Saved data entries
■ ■ ■ ■ ■ ■ ■

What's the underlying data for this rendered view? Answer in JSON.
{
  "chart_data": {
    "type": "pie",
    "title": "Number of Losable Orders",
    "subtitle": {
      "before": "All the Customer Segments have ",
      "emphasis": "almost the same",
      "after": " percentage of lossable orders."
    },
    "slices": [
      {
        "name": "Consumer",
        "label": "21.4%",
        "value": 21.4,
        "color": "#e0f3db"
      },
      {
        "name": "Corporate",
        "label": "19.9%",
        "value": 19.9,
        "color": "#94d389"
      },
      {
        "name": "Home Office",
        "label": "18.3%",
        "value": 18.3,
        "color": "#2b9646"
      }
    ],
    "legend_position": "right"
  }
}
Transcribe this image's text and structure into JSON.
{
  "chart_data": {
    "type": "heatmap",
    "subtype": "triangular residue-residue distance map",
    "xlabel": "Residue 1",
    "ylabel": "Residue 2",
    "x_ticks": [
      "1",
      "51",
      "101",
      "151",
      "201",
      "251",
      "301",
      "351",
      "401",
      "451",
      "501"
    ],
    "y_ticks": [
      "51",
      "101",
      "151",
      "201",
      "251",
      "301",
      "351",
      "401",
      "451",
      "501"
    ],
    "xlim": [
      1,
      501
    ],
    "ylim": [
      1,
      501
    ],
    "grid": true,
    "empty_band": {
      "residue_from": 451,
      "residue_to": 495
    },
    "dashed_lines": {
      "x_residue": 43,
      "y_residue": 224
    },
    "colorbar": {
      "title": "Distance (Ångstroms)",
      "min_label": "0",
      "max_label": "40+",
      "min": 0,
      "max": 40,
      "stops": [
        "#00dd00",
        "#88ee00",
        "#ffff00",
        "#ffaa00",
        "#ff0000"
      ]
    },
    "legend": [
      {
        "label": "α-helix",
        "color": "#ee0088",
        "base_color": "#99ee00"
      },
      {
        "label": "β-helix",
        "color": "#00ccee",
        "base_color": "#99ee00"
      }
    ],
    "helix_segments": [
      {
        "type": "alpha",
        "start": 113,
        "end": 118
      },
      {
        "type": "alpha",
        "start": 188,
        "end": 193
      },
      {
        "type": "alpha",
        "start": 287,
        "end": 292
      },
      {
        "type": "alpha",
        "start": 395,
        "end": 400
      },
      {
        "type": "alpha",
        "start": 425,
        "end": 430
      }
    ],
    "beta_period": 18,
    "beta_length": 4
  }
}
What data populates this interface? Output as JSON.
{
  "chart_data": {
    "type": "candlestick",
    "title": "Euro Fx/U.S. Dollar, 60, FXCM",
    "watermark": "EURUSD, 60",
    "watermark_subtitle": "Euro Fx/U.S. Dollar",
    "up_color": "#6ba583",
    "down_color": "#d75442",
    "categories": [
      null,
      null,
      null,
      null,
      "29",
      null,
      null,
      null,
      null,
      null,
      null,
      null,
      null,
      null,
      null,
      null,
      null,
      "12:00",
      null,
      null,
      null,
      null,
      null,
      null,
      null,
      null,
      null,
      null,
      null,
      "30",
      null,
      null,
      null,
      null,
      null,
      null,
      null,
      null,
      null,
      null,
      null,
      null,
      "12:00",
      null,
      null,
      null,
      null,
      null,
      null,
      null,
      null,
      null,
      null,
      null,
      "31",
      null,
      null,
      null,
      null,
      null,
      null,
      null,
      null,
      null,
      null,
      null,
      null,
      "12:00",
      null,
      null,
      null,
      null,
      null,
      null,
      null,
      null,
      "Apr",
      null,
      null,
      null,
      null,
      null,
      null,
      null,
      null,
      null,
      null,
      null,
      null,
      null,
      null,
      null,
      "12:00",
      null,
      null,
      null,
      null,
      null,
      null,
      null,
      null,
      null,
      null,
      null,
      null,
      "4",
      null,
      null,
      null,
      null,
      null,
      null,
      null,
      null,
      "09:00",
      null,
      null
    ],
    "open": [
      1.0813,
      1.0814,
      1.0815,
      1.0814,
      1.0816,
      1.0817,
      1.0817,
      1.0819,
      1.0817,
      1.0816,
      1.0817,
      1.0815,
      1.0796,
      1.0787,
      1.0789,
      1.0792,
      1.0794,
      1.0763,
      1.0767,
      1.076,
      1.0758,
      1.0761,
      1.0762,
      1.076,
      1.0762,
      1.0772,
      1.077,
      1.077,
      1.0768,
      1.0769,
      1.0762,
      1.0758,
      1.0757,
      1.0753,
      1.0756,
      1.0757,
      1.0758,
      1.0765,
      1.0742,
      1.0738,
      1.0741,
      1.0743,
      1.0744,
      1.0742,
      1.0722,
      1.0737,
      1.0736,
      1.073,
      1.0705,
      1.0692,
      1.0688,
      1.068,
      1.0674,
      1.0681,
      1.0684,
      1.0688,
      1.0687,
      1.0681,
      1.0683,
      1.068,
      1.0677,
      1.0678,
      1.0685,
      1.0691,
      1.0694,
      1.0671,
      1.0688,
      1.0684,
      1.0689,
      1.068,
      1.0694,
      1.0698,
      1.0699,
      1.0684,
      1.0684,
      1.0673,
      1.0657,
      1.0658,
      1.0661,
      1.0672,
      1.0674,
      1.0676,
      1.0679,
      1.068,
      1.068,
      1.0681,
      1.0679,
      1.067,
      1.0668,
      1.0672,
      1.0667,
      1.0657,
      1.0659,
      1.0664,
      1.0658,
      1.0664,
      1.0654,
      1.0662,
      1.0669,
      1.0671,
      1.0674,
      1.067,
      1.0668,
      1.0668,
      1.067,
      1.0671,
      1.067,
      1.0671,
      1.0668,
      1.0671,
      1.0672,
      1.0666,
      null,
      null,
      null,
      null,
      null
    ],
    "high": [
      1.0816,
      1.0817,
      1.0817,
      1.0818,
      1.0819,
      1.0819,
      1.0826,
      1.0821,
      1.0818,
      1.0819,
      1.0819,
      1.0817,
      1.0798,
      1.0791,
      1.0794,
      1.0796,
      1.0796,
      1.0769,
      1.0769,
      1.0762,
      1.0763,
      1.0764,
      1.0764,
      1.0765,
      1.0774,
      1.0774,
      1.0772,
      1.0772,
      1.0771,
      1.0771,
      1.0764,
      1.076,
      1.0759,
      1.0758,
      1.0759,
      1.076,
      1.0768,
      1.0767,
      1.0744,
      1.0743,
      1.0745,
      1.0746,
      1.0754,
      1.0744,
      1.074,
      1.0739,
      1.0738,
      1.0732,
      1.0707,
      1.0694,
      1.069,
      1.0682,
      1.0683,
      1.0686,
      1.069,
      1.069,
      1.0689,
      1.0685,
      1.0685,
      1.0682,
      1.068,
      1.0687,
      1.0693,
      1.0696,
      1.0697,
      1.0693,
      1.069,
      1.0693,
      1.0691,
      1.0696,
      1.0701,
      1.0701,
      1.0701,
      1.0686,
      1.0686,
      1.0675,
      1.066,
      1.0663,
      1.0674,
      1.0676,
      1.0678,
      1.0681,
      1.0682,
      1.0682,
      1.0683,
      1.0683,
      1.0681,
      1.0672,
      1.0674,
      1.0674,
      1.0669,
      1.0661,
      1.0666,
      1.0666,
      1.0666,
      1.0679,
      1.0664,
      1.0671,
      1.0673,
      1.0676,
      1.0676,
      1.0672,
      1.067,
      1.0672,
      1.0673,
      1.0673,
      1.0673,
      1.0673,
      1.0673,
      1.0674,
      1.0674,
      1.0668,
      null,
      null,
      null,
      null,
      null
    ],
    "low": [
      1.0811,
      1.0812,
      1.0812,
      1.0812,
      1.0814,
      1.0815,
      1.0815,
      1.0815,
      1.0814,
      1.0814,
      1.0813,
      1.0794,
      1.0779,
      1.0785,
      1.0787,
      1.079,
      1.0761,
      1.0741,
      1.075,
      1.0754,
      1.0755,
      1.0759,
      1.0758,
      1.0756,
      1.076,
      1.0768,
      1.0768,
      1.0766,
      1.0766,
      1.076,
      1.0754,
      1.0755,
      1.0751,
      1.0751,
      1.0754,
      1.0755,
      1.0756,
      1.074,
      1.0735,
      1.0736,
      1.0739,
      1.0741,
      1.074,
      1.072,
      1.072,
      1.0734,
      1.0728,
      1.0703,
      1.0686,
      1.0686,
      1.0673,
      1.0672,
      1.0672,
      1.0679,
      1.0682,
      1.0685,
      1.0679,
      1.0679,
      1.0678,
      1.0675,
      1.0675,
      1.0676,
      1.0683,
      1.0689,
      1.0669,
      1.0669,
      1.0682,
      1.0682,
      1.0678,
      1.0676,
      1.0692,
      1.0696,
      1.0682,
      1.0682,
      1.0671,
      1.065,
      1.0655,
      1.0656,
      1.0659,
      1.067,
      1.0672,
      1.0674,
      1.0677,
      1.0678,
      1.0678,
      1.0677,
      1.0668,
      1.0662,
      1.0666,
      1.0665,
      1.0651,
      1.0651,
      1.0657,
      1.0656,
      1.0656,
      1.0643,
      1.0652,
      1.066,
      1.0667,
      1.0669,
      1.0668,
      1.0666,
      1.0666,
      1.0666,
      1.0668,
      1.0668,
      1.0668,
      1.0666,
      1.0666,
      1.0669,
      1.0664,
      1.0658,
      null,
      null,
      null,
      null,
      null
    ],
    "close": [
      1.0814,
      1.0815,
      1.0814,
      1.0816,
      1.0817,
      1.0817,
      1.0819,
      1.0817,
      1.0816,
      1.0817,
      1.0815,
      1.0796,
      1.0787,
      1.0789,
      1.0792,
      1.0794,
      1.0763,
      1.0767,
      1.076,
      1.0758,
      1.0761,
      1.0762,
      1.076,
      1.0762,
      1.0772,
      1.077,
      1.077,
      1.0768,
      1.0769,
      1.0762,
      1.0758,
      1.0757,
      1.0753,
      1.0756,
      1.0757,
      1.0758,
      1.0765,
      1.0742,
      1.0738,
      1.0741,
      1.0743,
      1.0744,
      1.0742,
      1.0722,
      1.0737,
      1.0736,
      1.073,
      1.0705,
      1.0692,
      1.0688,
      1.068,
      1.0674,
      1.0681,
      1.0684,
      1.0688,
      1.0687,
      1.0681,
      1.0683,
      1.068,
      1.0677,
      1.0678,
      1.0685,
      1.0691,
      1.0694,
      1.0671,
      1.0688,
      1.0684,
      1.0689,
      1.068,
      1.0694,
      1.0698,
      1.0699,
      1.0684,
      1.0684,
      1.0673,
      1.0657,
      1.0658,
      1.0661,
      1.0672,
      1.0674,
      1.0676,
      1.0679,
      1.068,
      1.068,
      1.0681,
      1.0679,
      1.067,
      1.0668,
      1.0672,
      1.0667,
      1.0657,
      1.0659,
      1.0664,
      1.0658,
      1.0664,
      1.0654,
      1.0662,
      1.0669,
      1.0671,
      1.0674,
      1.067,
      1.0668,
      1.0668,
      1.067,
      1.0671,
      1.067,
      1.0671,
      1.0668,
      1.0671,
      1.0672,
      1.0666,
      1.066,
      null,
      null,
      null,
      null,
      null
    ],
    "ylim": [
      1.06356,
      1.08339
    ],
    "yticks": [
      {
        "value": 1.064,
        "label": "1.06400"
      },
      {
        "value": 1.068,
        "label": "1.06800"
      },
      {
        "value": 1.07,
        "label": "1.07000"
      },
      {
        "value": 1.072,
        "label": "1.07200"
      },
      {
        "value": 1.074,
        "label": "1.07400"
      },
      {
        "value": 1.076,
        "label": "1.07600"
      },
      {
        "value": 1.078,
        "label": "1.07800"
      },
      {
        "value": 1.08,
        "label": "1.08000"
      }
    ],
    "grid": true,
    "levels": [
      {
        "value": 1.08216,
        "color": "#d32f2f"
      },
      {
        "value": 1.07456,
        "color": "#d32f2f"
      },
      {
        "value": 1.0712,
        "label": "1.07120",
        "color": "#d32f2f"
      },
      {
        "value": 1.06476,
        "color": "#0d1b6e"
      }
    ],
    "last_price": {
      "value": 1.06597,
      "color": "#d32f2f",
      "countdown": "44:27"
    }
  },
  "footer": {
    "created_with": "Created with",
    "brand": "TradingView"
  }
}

■ ■ ■ ■ ■ ■ ■

• Task objective: Locate all lines in the listing above with the word "JSON". Copy them.

• In response:
What's the underlying data for this rendered view? Answer in JSON.
Transcribe this image's text and structure into JSON.
What data populates this interface? Output as JSON.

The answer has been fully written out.